WHAT TO DO —
Every record below should be printed exactly as given.

INFORMATION SUPPLIED —
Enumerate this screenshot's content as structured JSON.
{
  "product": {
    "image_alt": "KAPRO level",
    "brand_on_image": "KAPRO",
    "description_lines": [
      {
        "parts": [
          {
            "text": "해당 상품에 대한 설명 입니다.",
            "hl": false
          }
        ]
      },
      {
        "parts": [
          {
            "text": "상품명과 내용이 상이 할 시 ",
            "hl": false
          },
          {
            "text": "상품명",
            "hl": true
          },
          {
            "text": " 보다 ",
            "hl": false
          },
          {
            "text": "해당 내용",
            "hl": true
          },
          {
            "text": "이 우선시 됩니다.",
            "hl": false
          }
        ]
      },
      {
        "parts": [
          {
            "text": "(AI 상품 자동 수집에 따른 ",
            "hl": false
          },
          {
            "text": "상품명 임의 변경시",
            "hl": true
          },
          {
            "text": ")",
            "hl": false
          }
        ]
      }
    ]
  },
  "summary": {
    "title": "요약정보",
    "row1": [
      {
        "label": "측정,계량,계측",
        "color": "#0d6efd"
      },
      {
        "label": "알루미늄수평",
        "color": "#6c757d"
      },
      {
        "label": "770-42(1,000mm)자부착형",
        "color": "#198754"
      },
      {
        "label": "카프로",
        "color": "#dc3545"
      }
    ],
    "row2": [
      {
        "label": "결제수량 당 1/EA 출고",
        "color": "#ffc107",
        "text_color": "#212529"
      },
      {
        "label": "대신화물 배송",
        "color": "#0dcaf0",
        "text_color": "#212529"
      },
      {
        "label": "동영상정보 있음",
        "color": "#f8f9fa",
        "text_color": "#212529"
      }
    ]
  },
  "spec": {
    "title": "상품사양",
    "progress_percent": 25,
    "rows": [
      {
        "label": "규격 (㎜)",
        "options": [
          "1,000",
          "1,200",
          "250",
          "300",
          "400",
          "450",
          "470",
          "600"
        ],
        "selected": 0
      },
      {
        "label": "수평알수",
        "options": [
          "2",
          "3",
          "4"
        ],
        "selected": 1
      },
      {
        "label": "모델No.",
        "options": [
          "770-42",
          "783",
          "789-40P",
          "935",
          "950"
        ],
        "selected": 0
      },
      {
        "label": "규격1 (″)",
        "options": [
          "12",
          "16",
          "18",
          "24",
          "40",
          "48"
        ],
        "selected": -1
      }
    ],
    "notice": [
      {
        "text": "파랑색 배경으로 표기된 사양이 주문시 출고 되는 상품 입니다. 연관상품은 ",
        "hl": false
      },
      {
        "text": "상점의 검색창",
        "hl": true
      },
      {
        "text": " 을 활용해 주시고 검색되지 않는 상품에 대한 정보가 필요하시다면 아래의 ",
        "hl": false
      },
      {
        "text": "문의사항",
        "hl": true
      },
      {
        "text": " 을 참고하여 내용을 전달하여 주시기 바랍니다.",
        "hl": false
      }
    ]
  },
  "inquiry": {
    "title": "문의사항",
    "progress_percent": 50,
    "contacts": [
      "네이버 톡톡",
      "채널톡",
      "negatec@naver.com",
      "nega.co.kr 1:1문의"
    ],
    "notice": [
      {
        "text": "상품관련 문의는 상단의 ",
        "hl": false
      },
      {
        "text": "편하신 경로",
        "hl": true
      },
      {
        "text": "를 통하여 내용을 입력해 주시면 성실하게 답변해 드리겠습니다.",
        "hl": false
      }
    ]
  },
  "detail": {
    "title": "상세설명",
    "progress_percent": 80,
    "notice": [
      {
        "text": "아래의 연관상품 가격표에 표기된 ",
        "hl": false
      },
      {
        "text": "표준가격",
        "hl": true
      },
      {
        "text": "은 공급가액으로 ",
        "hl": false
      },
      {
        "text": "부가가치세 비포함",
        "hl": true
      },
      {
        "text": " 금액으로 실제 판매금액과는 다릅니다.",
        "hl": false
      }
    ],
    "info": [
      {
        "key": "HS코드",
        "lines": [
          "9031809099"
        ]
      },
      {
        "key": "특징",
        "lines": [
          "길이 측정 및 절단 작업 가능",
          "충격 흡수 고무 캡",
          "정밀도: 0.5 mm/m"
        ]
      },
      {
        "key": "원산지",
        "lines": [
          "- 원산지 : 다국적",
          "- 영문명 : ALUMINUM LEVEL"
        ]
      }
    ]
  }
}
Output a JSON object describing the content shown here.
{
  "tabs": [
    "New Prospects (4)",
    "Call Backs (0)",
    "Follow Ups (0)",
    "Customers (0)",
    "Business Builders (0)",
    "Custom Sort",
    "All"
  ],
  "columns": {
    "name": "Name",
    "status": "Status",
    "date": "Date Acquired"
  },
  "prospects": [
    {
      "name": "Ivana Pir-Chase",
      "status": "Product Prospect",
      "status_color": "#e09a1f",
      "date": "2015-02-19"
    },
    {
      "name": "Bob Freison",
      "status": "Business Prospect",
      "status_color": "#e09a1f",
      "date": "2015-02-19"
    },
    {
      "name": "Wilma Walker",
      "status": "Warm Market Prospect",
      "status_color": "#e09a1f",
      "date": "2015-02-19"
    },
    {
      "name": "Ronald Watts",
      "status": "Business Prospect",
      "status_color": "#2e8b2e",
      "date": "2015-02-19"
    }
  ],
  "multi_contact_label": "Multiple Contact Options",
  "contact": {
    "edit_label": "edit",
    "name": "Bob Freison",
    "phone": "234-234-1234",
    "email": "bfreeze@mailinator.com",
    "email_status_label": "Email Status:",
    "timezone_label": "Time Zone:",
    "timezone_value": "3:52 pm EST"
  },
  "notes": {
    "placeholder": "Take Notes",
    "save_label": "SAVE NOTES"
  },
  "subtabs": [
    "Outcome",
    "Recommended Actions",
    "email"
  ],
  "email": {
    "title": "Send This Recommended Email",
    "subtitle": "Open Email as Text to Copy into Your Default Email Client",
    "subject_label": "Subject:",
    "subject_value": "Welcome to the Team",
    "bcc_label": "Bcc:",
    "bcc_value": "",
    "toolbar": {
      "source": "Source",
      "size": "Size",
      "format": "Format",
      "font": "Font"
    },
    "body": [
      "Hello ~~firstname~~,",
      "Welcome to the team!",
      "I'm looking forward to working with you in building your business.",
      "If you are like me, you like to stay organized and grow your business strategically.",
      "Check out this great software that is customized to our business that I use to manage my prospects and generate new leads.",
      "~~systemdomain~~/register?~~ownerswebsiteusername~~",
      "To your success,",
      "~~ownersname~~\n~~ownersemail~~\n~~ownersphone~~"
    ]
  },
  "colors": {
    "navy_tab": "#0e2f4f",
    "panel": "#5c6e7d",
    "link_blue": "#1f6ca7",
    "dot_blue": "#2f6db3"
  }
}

RESPONSE BELOW —
Enumerate this screenshot's content as structured JSON.
{
  "product": {
    "image_alt": "KAPRO level",
    "brand_on_image": "KAPRO",
    "description_lines": [
      {
        "parts": [
          {
            "text": "해당 상품에 대한 설명 입니다.",
            "hl": false
          }
        ]
      },
      {
        "parts": [
          {
            "text": "상품명과 내용이 상이 할 시 ",
            "hl": false
          },
          {
            "text": "상품명",
            "hl": true
          },
          {
            "text": " 보다 ",
            "hl": false
          },
          {
            "text": "해당 내용",
            "hl": true
          },
          {
            "text": "이 우선시 됩니다.",
            "hl": false
          }
        ]
      },
      {
        "parts": [
          {
            "text": "(AI 상품 자동 수집에 따른 ",
            "hl": false
          },
          {
            "text": "상품명 임의 변경시",
            "hl": true
          },
          {
            "text": ")",
            "hl": false
          }
        ]
      }
    ]
  },
  "summary": {
    "title": "요약정보",
    "row1": [
      {
        "label": "측정,계량,계측",
        "color": "#0d6efd"
      },
      {
        "label": "알루미늄수평",
        "color": "#6c757d"
      },
      {
        "label": "770-42(1,000mm)자부착형",
        "color": "#198754"
      },
      {
        "label": "카프로",
        "color": "#dc3545"
      }
    ],
    "row2": [
      {
        "label": "결제수량 당 1/EA 출고",
        "color": "#ffc107",
        "text_color": "#212529"
      },
      {
        "label": "대신화물 배송",
        "color": "#0dcaf0",
        "text_color": "#212529"
      },
      {
        "label": "동영상정보 있음",
        "color": "#f8f9fa",
        "text_color": "#212529"
      }
    ]
  },
  "spec": {
    "title": "상품사양",
    "progress_percent": 25,
    "rows": [
      {
        "label": "규격 (㎜)",
        "options": [
          "1,000",
          "1,200",
          "250",
          "300",
          "400",
          "450",
          "470",
          "600"
        ],
        "selected": 0
      },
      {
        "label": "수평알수",
        "options": [
          "2",
          "3",
          "4"
        ],
        "selected": 1
      },
      {
        "label": "모델No.",
        "options": [
          "770-42",
          "783",
          "789-40P",
          "935",
          "950"
        ],
        "selected": 0
      },
      {
        "label": "규격1 (″)",
        "options": [
          "12",
          "16",
          "18",
          "24",
          "40",
          "48"
        ],
        "selected": -1
      }
    ],
    "notice": [
      {
        "text": "파랑색 배경으로 표기된 사양이 주문시 출고 되는 상품 입니다. 연관상품은 ",
        "hl": false
      },
      {
        "text": "상점의 검색창",
        "hl": true
      },
      {
        "text": " 을 활용해 주시고 검색되지 않는 상품에 대한 정보가 필요하시다면 아래의 ",
        "hl": false
      },
      {
        "text": "문의사항",
        "hl": true
      },
      {
        "text": " 을 참고하여 내용을 전달하여 주시기 바랍니다.",
        "hl": false
      }
    ]
  },
  "inquiry": {
    "title": "문의사항",
    "progress_percent": 50,
    "contacts": [
      "네이버 톡톡",
      "채널톡",
      "negatec@naver.com",
      "nega.co.kr 1:1문의"
    ],
    "notice": [
      {
        "text": "상품관련 문의는 상단의 ",
        "hl": false
      },
      {
        "text": "편하신 경로",
        "hl": true
      },
      {
        "text": "를 통하여 내용을 입력해 주시면 성실하게 답변해 드리겠습니다.",
        "hl": false
      }
    ]
  },
  "detail": {
    "title": "상세설명",
    "progress_percent": 80,
    "notice": [
      {
        "text": "아래의 연관상품 가격표에 표기된 ",
        "hl": false
      },
      {
        "text": "표준가격",
        "hl": true
      },
      {
        "text": "은 공급가액으로 ",
        "hl": false
      },
      {
        "text": "부가가치세 비포함",
        "hl": true
      },
      {
        "text": " 금액으로 실제 판매금액과는 다릅니다.",
        "hl": false
      }
    ],
    "info": [
      {
        "key": "HS코드",
        "lines": [
          "9031809099"
        ]
      },
      {
        "key": "특징",
        "lines": [
          "길이 측정 및 절단 작업 가능",
          "충격 흡수 고무 캡",
          "정밀도: 0.5 mm/m"
        ]
      },
      {
        "key": "원산지",
        "lines": [
          "- 원산지 : 다국적",
          "- 영문명 : ALUMINUM LEVEL"
        ]
      }
    ]
  }
}
Output a JSON object describing the content shown here.
{
  "tabs": [
    "New Prospects (4)",
    "Call Backs (0)",
    "Follow Ups (0)",
    "Customers (0)",
    "Business Builders (0)",
    "Custom Sort",
    "All"
  ],
  "columns": {
    "name": "Name",
    "status": "Status",
    "date": "Date Acquired"
  },
  "prospects": [
    {
      "name": "Ivana Pir-Chase",
      "status": "Product Prospect",
      "status_color": "#e09a1f",
      "date": "2015-02-19"
    },
    {
      "name": "Bob Freison",
      "status": "Business Prospect",
      "status_color": "#e09a1f",
      "date": "2015-02-19"
    },
    {
      "name": "Wilma Walker",
      "status": "Warm Market Prospect",
      "status_color": "#e09a1f",
      "date": "2015-02-19"
    },
    {
      "name": "Ronald Watts",
      "status": "Business Prospect",
      "status_color": "#2e8b2e",
      "date": "2015-02-19"
    }
  ],
  "multi_contact_label": "Multiple Contact Options",
  "contact": {
    "edit_label": "edit",
    "name": "Bob Freison",
    "phone": "234-234-1234",
    "email": "bfreeze@mailinator.com",
    "email_status_label": "Email Status:",
    "timezone_label": "Time Zone:",
    "timezone_value": "3:52 pm EST"
  },
  "notes": {
    "placeholder": "Take Notes",
    "save_label": "SAVE NOTES"
  },
  "subtabs": [
    "Outcome",
    "Recommended Actions",
    "email"
  ],
  "email": {
    "title": "Send This Recommended Email",
    "subtitle": "Open Email as Text to Copy into Your Default Email Client",
    "subject_label": "Subject:",
    "subject_value": "Welcome to the Team",
    "bcc_label": "Bcc:",
    "bcc_value": "",
    "toolbar": {
      "source": "Source",
      "size": "Size",
      "format": "Format",
      "font": "Font"
    },
    "body": [
      "Hello ~~firstname~~,",
      "Welcome to the team!",
      "I'm looking forward to working with you in building your business.",
      "If you are like me, you like to stay organized and grow your business strategically.",
      "Check out this great software that is customized to our business that I use to manage my prospects and generate new leads.",
      "~~systemdomain~~/register?~~ownerswebsiteusername~~",
      "To your success,",
      "~~ownersname~~\n~~ownersemail~~\n~~ownersphone~~"
    ]
  },
  "colors": {
    "navy_tab": "#0e2f4f",
    "panel": "#5c6e7d",
    "link_blue": "#1f6ca7",
    "dot_blue": "#2f6db3"
  }
}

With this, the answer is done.